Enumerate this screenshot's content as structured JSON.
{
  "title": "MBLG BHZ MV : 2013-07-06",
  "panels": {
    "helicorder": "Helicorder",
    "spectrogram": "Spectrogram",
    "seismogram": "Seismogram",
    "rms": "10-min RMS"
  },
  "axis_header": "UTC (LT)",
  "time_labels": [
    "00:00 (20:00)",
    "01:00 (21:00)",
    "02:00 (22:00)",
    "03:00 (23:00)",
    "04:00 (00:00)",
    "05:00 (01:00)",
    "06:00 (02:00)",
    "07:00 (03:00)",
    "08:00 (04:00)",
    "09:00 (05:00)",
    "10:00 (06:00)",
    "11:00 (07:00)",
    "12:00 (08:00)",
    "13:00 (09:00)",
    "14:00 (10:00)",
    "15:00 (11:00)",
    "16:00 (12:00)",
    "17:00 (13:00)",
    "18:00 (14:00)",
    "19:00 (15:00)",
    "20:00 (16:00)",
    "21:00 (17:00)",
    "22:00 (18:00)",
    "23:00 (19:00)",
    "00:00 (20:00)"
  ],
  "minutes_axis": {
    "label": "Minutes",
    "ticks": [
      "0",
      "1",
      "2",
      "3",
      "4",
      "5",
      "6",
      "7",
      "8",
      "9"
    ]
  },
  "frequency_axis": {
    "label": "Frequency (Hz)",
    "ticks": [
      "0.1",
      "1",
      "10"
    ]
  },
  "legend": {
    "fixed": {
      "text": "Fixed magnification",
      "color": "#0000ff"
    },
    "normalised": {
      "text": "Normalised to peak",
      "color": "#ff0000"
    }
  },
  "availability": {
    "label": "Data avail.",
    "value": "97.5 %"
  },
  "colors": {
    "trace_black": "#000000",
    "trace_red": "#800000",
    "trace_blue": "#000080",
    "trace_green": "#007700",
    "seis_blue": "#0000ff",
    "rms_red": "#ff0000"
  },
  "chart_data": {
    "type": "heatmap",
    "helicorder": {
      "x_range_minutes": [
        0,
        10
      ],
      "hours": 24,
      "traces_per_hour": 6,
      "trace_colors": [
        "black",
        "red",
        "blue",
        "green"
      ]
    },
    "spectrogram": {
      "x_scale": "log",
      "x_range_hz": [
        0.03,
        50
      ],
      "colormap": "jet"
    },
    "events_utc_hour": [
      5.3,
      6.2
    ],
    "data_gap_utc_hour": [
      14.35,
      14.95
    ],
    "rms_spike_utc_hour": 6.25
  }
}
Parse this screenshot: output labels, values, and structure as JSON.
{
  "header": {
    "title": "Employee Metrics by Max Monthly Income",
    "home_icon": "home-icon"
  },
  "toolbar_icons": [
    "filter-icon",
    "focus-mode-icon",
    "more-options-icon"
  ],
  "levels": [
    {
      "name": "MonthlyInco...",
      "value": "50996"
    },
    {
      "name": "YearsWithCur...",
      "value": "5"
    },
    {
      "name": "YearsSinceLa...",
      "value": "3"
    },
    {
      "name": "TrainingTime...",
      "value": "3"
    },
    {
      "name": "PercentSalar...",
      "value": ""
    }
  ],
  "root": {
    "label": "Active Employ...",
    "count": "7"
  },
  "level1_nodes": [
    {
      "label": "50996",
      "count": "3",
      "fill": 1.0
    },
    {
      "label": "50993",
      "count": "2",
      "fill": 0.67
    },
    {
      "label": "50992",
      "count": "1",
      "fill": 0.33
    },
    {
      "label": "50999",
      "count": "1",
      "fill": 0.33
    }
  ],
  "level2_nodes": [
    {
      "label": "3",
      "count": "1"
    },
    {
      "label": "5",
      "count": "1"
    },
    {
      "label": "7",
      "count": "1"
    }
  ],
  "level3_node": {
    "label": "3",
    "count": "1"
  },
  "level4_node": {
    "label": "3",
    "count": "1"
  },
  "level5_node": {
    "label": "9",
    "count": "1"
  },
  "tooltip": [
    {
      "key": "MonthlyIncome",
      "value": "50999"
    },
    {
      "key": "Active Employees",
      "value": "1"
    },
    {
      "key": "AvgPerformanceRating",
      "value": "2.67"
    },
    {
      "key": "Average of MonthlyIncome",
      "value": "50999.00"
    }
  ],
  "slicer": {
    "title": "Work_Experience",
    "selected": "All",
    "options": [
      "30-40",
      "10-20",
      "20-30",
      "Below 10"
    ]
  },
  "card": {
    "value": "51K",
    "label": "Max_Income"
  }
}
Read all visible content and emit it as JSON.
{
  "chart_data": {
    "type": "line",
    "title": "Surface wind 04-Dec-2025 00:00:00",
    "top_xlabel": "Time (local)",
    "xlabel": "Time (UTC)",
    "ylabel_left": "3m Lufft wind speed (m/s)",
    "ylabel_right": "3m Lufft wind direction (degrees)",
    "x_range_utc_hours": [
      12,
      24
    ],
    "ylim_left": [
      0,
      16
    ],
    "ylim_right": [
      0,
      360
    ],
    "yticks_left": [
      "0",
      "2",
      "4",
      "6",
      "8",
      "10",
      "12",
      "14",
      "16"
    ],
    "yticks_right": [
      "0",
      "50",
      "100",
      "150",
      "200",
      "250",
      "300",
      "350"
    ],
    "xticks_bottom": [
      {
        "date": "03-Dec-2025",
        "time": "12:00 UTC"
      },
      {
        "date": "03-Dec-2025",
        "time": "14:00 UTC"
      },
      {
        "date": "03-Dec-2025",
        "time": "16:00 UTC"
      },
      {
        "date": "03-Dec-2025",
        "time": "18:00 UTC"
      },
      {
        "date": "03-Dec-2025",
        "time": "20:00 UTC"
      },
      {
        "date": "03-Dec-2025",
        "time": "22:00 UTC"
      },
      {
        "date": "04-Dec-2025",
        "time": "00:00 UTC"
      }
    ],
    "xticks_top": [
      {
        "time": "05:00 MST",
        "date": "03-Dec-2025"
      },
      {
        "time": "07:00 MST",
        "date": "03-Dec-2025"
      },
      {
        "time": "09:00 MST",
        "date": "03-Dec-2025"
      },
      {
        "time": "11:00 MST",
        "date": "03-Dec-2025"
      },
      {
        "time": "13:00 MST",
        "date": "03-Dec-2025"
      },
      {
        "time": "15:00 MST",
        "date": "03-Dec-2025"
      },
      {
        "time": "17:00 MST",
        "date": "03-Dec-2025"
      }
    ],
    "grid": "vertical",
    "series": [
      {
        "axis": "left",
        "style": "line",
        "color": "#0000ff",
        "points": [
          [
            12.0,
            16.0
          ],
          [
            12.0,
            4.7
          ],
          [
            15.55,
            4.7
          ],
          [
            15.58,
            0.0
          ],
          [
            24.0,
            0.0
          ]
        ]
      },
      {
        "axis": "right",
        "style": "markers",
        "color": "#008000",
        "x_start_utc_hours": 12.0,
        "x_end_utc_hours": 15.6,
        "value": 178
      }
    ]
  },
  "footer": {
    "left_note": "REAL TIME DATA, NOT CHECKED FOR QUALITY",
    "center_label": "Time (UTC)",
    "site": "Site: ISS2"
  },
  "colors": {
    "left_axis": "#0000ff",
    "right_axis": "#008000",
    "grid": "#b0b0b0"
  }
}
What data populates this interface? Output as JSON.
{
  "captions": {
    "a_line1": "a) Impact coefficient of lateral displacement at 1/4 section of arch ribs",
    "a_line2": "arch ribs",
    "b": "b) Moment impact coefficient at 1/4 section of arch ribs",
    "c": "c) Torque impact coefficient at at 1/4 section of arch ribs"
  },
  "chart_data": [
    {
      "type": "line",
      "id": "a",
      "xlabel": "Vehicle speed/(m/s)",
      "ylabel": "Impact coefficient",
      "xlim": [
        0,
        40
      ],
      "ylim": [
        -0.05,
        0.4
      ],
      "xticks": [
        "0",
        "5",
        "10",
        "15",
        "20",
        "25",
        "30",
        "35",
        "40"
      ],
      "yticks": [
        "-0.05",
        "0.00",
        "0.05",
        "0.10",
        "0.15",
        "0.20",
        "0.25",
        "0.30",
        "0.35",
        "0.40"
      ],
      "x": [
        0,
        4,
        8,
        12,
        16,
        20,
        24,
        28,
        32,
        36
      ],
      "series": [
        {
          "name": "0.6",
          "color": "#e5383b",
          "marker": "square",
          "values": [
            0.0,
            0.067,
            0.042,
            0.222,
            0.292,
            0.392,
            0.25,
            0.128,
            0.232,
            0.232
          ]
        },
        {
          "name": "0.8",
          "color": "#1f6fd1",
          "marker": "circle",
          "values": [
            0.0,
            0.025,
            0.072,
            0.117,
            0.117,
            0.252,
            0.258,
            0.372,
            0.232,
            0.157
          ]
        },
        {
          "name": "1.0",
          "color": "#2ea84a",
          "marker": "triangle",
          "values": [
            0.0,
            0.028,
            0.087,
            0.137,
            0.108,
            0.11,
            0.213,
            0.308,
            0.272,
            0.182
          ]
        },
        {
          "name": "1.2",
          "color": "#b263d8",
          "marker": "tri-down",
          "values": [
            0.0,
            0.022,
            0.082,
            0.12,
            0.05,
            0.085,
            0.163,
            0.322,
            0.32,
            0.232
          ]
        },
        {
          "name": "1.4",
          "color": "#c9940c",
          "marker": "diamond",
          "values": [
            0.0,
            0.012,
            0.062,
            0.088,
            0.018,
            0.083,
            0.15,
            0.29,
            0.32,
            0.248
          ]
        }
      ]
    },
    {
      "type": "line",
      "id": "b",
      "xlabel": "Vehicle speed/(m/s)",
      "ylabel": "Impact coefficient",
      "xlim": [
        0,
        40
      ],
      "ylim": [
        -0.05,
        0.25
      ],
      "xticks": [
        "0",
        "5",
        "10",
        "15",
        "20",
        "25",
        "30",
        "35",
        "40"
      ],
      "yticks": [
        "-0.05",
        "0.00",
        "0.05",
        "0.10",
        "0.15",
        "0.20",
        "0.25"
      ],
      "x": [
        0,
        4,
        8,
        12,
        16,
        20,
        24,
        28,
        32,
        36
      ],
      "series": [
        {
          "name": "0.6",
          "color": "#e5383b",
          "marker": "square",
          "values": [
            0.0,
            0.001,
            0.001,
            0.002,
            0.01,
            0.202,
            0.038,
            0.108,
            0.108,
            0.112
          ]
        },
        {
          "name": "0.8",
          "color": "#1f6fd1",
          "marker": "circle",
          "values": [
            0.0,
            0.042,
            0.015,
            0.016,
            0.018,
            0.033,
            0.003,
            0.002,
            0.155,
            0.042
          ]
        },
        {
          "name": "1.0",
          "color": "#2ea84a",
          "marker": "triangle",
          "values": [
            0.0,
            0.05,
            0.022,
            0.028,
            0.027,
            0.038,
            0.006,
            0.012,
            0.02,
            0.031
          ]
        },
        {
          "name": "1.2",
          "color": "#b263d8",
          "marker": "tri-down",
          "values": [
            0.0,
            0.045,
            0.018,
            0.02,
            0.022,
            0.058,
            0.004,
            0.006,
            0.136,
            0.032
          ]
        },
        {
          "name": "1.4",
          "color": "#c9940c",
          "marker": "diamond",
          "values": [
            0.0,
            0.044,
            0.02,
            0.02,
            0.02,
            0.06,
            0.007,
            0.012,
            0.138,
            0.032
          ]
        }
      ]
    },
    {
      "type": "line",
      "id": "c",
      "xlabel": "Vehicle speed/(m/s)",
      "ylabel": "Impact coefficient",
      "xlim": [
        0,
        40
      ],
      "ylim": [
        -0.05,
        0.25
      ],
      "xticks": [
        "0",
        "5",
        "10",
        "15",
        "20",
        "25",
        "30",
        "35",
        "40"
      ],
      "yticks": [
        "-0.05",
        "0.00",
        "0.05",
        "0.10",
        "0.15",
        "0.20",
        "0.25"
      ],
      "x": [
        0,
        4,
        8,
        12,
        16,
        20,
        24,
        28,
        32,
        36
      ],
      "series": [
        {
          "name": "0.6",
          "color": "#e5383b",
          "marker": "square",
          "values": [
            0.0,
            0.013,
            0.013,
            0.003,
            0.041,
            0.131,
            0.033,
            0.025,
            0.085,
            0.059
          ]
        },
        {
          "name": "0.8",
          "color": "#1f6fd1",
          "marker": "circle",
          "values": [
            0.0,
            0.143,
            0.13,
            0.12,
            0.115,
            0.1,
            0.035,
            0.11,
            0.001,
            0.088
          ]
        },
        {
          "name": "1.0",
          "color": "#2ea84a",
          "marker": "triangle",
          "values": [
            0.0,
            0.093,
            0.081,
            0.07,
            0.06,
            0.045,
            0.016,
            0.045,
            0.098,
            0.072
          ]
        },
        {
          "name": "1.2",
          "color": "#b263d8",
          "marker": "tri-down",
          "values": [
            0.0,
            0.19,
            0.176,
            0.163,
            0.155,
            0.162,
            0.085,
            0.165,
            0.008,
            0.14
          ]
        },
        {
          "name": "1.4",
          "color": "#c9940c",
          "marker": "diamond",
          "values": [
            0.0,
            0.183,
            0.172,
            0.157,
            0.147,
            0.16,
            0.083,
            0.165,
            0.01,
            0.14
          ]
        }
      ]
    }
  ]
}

+++

• [Direction]: Where a line of the entries contains the word "this", copy that line.

• [In response]:
Enumerate this screenshot's content as structured JSON.
Parse this screenshot: output labels, values, and structure as JSON.
What data populates this interface? Output as JSON.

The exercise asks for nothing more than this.